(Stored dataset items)
- - - -

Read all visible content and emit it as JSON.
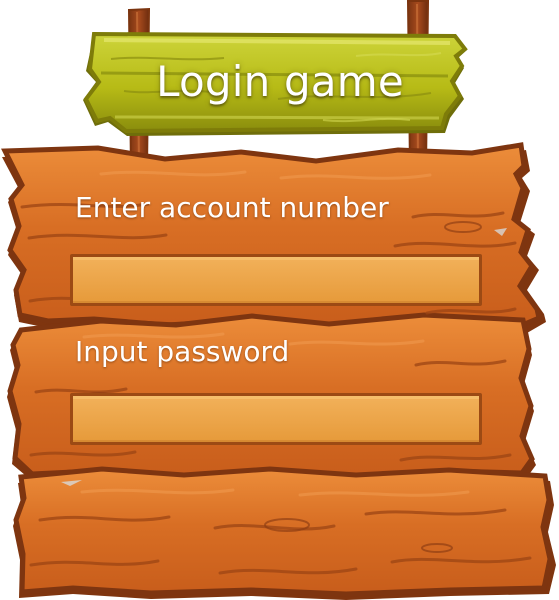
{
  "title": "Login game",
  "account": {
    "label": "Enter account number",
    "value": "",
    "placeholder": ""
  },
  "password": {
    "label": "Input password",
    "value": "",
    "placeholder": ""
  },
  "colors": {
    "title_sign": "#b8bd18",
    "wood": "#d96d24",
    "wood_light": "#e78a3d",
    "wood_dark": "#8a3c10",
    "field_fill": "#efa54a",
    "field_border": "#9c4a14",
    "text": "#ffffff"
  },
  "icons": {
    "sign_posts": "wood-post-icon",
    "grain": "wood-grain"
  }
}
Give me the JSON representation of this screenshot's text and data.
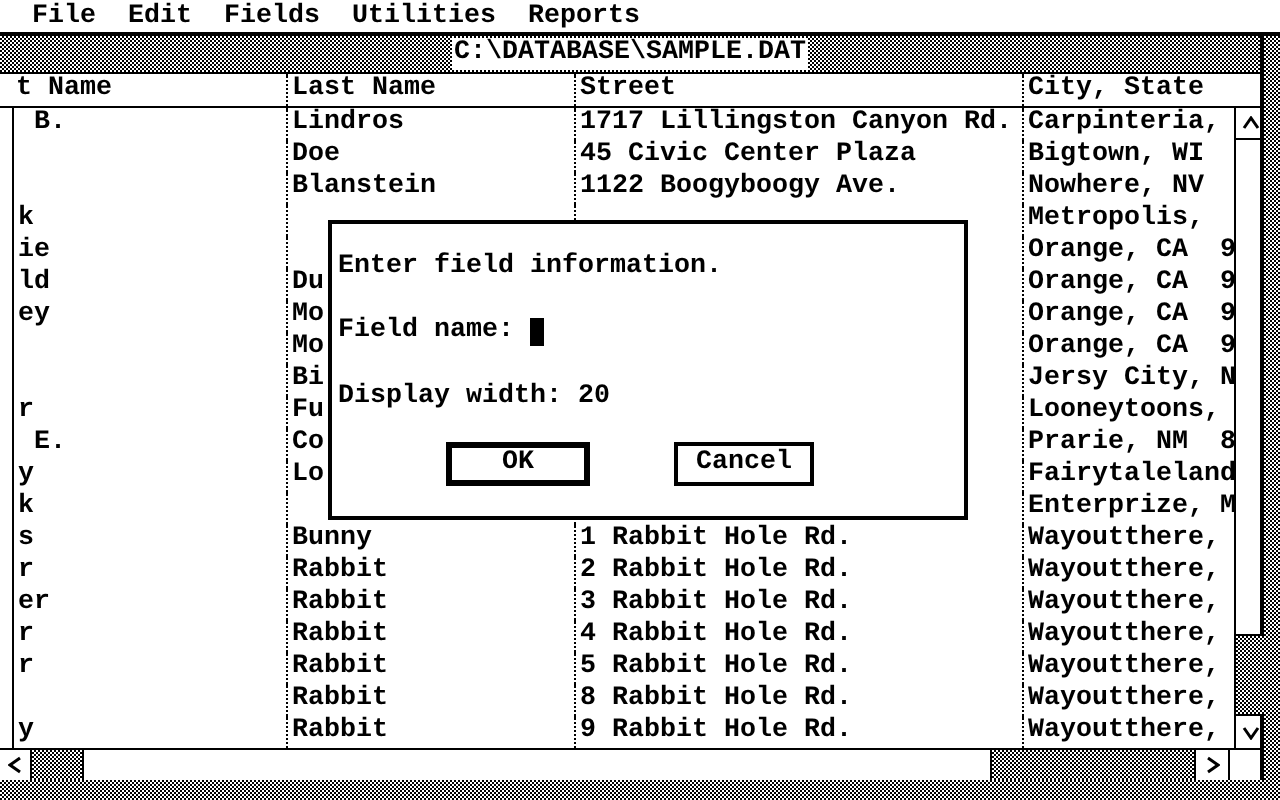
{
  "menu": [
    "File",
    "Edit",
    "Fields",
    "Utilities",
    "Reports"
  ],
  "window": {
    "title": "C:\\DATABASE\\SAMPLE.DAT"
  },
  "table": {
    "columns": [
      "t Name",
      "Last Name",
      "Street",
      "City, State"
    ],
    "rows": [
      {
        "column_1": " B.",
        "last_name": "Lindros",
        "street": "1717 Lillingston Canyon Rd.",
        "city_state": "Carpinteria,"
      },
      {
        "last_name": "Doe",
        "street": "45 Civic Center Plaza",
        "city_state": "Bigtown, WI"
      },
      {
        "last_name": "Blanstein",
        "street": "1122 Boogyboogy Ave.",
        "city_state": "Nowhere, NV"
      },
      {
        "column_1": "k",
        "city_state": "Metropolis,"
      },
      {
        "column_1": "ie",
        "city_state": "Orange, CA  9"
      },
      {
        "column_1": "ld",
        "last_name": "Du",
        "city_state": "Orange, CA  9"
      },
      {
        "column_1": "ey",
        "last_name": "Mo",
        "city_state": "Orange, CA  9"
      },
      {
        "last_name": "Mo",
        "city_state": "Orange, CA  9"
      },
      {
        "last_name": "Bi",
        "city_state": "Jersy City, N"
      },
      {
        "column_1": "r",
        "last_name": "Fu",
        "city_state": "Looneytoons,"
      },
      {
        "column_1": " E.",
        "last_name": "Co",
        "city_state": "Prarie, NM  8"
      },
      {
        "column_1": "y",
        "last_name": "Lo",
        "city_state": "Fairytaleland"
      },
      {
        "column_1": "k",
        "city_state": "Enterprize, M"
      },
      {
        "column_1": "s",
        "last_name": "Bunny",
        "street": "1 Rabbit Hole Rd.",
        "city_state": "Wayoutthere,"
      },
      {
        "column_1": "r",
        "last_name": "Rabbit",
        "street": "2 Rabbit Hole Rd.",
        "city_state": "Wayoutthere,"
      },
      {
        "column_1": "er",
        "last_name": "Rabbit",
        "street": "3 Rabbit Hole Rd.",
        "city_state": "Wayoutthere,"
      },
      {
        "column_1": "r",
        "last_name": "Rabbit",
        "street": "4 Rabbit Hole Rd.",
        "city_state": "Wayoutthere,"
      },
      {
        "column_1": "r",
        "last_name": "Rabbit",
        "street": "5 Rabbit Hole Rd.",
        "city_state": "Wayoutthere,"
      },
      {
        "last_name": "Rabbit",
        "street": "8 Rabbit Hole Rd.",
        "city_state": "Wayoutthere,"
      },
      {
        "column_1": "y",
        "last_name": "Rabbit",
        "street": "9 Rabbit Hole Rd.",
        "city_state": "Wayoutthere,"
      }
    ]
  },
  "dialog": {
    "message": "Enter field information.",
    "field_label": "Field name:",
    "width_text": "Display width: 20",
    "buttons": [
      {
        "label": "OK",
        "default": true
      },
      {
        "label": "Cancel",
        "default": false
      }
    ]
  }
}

- - - -

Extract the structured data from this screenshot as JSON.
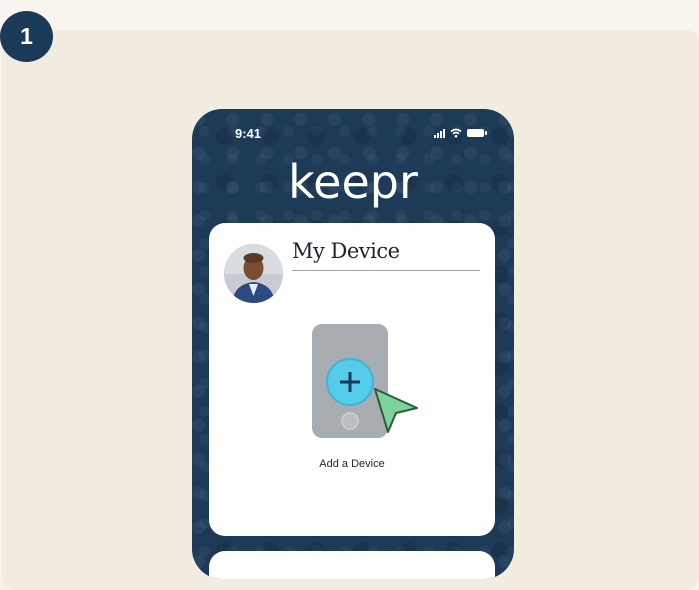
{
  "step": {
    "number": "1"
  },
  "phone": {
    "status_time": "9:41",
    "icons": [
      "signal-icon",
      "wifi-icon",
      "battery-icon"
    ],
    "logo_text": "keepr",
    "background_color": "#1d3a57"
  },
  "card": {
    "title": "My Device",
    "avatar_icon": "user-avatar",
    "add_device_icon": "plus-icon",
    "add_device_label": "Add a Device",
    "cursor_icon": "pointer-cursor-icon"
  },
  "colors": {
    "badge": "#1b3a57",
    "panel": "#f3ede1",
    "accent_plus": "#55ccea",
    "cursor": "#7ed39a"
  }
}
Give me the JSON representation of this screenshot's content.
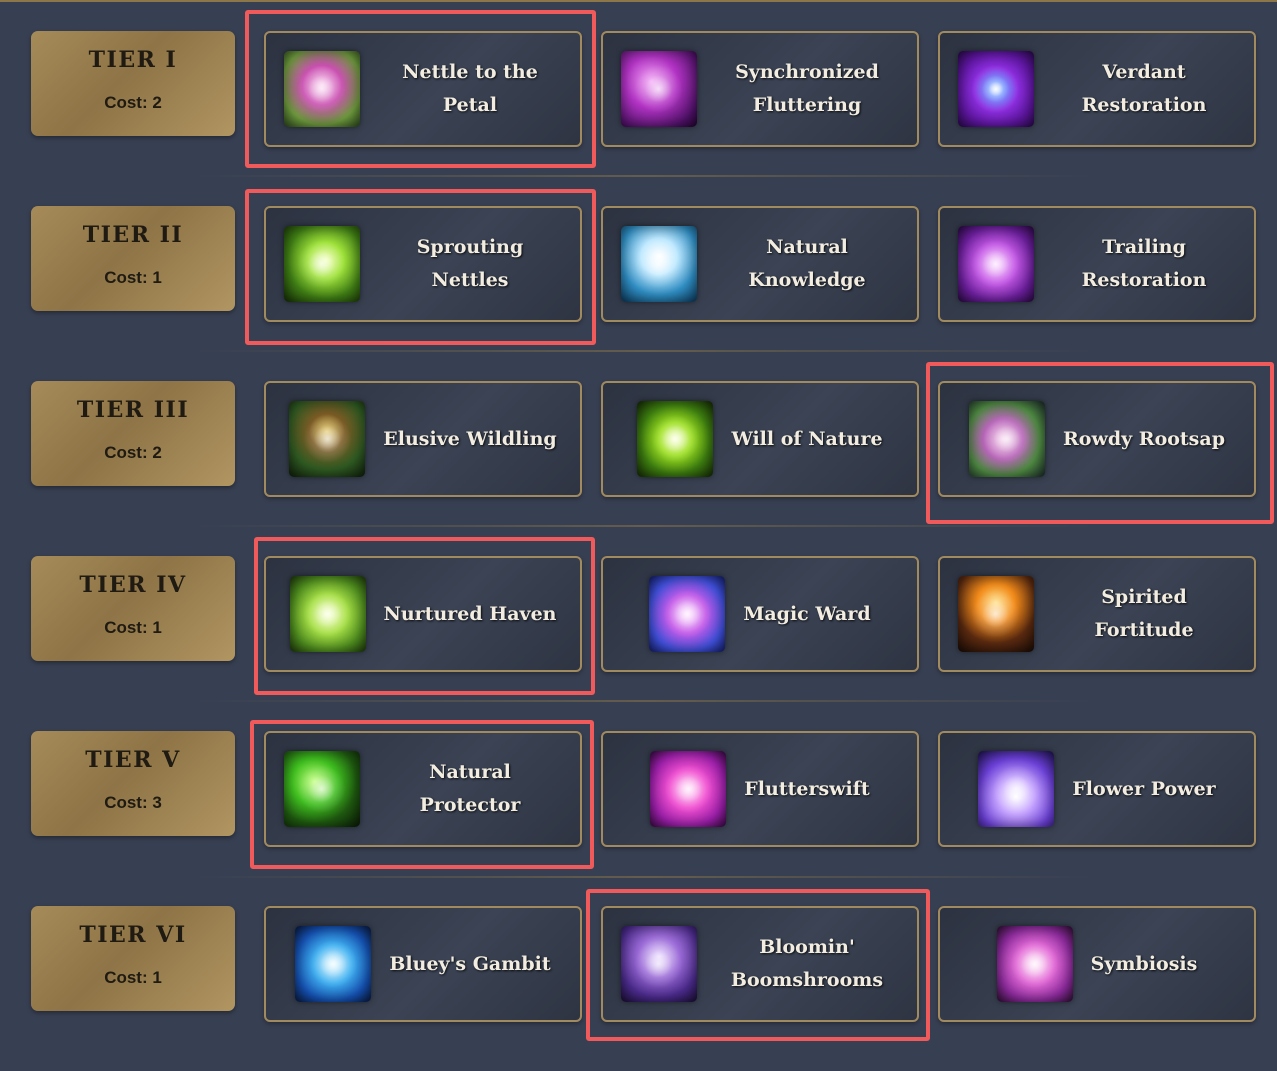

- - - -

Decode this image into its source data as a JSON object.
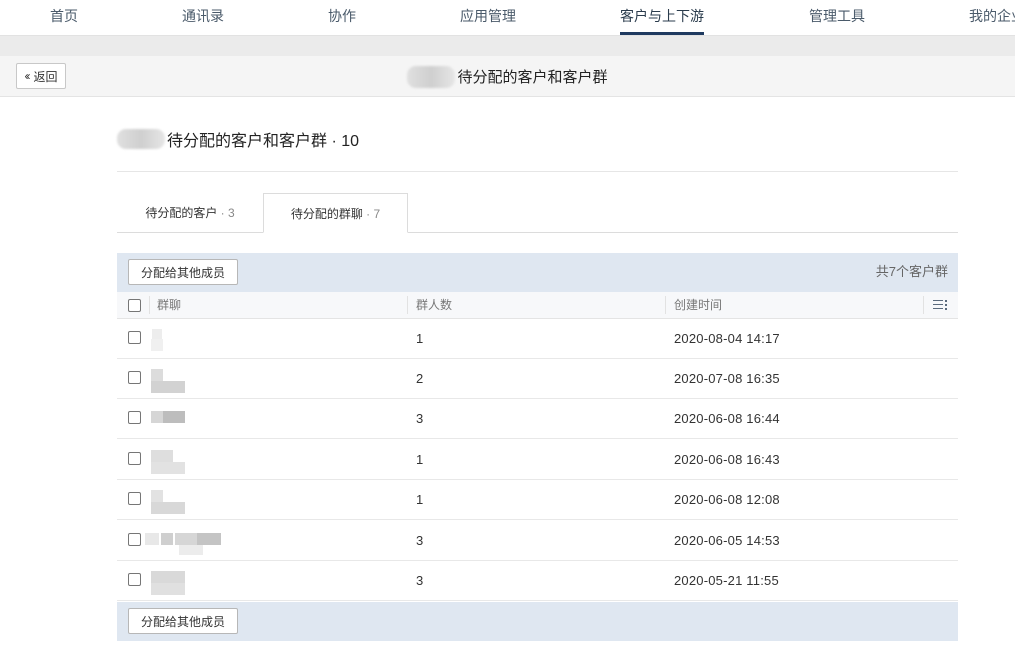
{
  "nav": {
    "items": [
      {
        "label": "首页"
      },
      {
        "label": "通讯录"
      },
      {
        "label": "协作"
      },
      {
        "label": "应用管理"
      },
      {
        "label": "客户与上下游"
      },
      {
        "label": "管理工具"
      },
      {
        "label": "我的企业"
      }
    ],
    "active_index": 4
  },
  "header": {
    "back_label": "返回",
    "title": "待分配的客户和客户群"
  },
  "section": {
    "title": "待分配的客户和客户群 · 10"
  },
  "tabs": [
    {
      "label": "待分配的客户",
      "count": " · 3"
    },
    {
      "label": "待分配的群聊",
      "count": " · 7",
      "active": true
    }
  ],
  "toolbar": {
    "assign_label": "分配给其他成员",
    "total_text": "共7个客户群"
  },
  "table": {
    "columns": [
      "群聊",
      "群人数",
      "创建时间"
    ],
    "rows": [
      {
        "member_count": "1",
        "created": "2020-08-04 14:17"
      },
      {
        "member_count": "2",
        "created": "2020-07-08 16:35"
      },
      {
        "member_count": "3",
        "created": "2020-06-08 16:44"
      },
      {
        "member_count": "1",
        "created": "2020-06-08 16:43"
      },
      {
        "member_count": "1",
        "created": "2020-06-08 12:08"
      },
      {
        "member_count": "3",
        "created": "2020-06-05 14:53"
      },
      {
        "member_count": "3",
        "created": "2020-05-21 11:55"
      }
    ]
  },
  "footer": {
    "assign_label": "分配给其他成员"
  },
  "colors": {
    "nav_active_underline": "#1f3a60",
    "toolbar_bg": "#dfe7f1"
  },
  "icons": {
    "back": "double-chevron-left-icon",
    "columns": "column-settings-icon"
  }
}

- - - -

__Goal__. Please quote only the span of lines whose first line contains "Extract the structured" and whose last line contains "Give me the JSON representation of this screenshot's content.", leaving every picture out.

__Result of the exercise__.
Extract the structured data from this screenshot as JSON.
{
  "step": {
    "number": "1"
  },
  "phone": {
    "status_time": "9:41",
    "icons": [
      "signal-icon",
      "wifi-icon",
      "battery-icon"
    ],
    "logo_text": "keepr",
    "background_color": "#1d3a57"
  },
  "card": {
    "title": "My Device",
    "avatar_icon": "user-avatar",
    "add_device_icon": "plus-icon",
    "add_device_label": "Add a Device",
    "cursor_icon": "pointer-cursor-icon"
  },
  "colors": {
    "badge": "#1b3a57",
    "panel": "#f3ede1",
    "accent_plus": "#55ccea",
    "cursor": "#7ed39a"
  }
}
Give me the JSON representation of this screenshot's content.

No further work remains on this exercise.